#### Written task
Locate all lines in the data below that hold "相邻两球释放时间间隔" and show them.

#### Material provided
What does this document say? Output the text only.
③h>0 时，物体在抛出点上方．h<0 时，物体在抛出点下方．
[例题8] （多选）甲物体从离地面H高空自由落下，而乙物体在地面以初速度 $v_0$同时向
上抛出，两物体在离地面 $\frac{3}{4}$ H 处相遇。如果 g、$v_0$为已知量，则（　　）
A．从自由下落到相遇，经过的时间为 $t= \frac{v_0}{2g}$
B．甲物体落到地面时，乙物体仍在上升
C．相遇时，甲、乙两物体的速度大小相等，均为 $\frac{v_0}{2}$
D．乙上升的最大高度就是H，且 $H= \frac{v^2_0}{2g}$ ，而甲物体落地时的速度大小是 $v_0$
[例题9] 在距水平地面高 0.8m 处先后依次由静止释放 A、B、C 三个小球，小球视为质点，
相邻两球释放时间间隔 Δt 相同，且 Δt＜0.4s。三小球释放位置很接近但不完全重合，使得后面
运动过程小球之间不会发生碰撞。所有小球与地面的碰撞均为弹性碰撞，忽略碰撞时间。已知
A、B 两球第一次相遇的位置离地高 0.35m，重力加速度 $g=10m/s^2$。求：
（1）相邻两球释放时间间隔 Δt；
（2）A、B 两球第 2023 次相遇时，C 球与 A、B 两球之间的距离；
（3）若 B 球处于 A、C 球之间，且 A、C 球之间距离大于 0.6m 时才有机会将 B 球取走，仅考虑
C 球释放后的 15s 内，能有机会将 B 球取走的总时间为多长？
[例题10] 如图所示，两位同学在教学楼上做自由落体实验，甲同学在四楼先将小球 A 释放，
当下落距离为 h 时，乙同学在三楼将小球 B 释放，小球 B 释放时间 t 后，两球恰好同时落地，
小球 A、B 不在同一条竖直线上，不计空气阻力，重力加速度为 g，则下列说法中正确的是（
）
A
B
--
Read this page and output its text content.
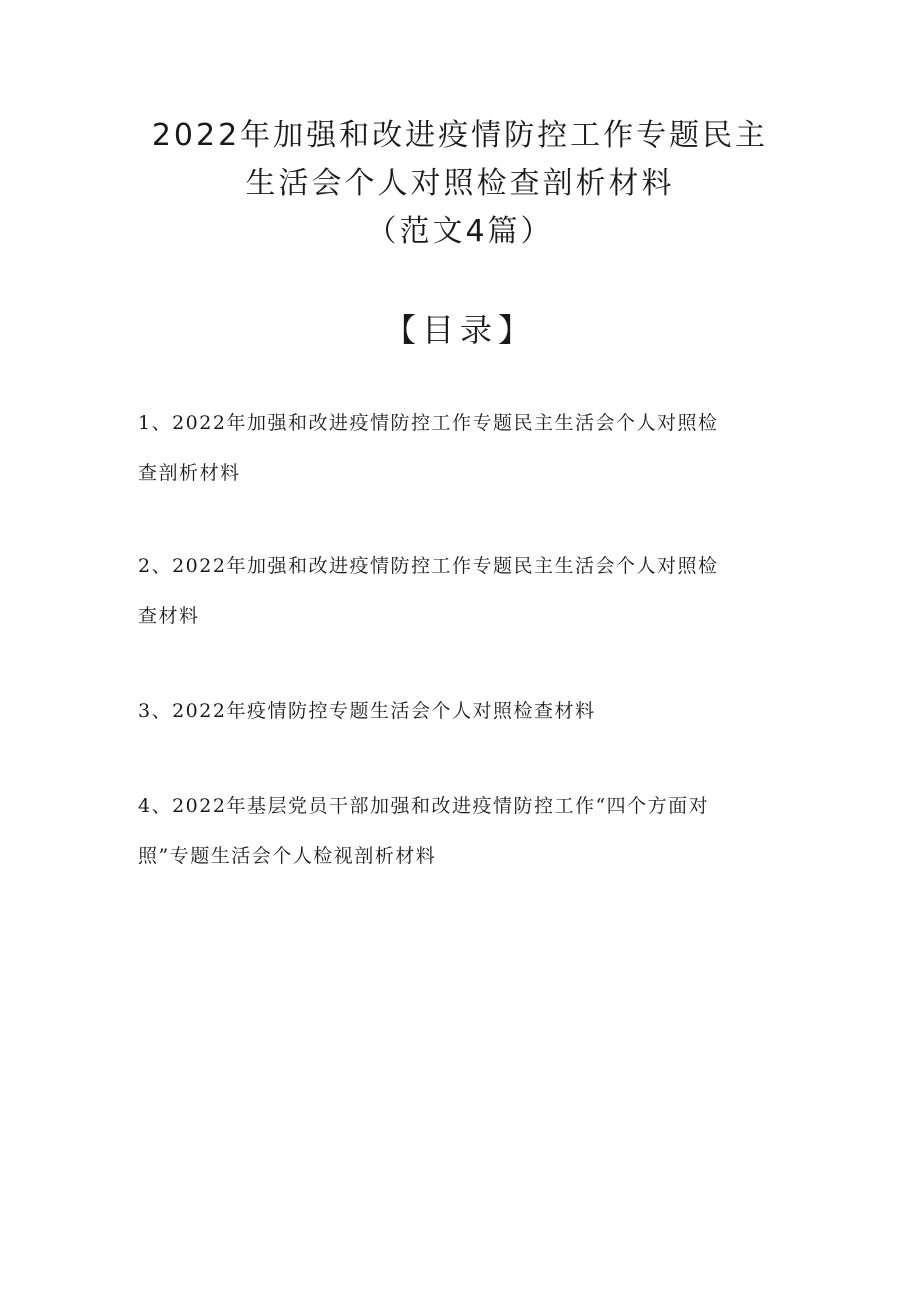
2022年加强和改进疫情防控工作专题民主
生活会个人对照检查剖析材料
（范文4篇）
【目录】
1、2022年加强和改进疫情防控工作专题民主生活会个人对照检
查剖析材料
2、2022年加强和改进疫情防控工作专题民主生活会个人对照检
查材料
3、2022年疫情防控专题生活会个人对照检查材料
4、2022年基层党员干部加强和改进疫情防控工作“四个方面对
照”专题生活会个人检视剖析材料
...
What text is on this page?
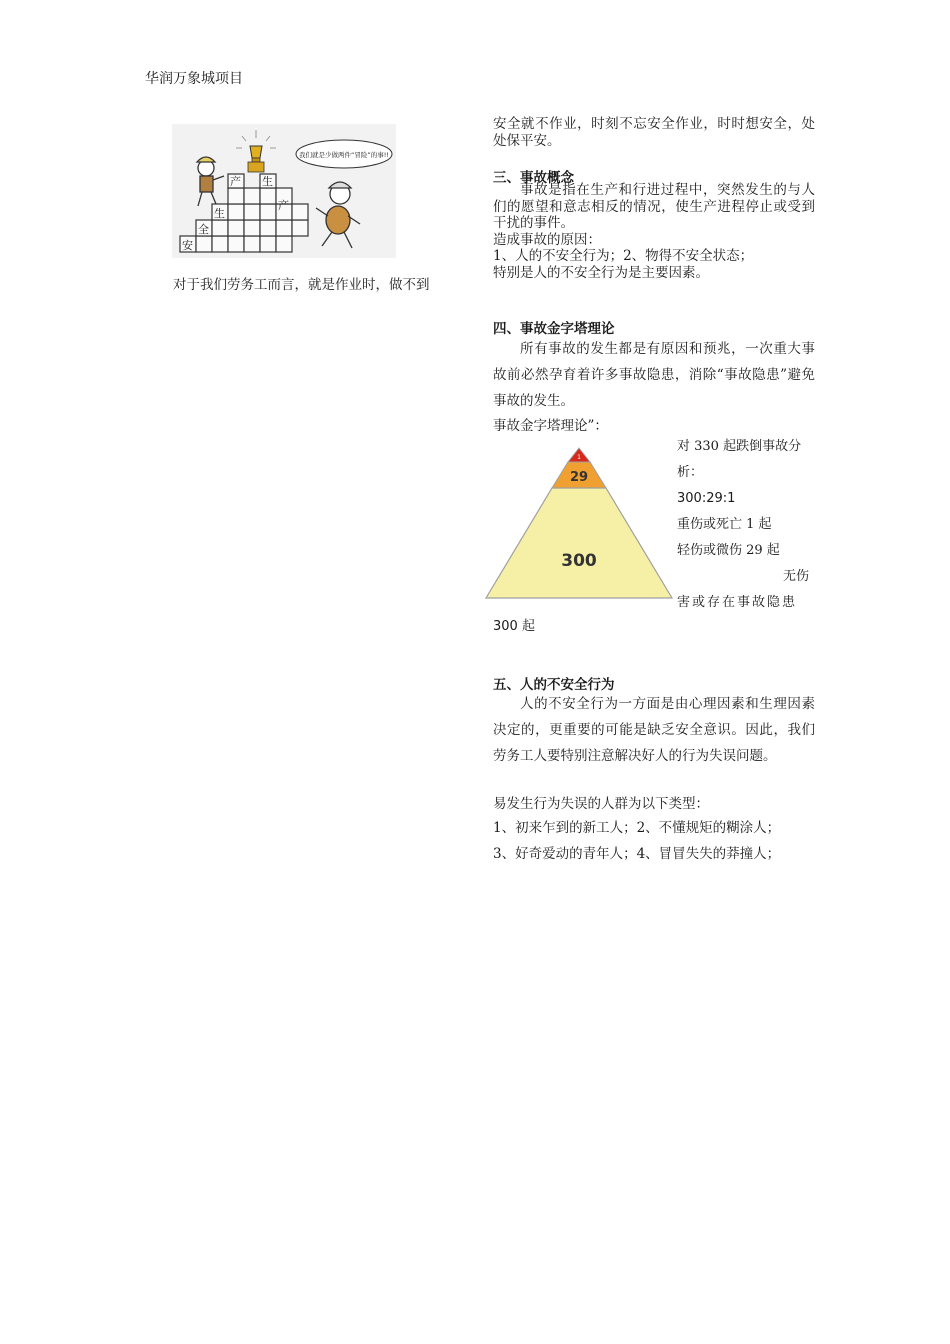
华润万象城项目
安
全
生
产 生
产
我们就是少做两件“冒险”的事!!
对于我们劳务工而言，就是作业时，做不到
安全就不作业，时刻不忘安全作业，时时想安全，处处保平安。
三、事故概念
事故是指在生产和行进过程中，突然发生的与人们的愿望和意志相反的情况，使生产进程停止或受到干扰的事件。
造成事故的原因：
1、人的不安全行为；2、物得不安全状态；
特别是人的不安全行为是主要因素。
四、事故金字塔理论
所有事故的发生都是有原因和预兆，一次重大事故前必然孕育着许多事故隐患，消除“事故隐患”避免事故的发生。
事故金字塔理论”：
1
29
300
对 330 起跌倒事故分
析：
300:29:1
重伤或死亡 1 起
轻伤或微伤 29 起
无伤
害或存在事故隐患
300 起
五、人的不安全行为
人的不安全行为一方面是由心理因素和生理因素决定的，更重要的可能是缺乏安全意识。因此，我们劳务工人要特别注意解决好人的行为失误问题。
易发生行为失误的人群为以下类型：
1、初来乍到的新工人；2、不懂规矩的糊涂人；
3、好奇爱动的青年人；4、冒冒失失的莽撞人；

#### Correct response
相邻两球释放时间间隔 Δt 相同，且 Δt＜0.4s。三小球释放位置很接近但不完全重合，使得后面
（1）相邻两球释放时间间隔 Δt；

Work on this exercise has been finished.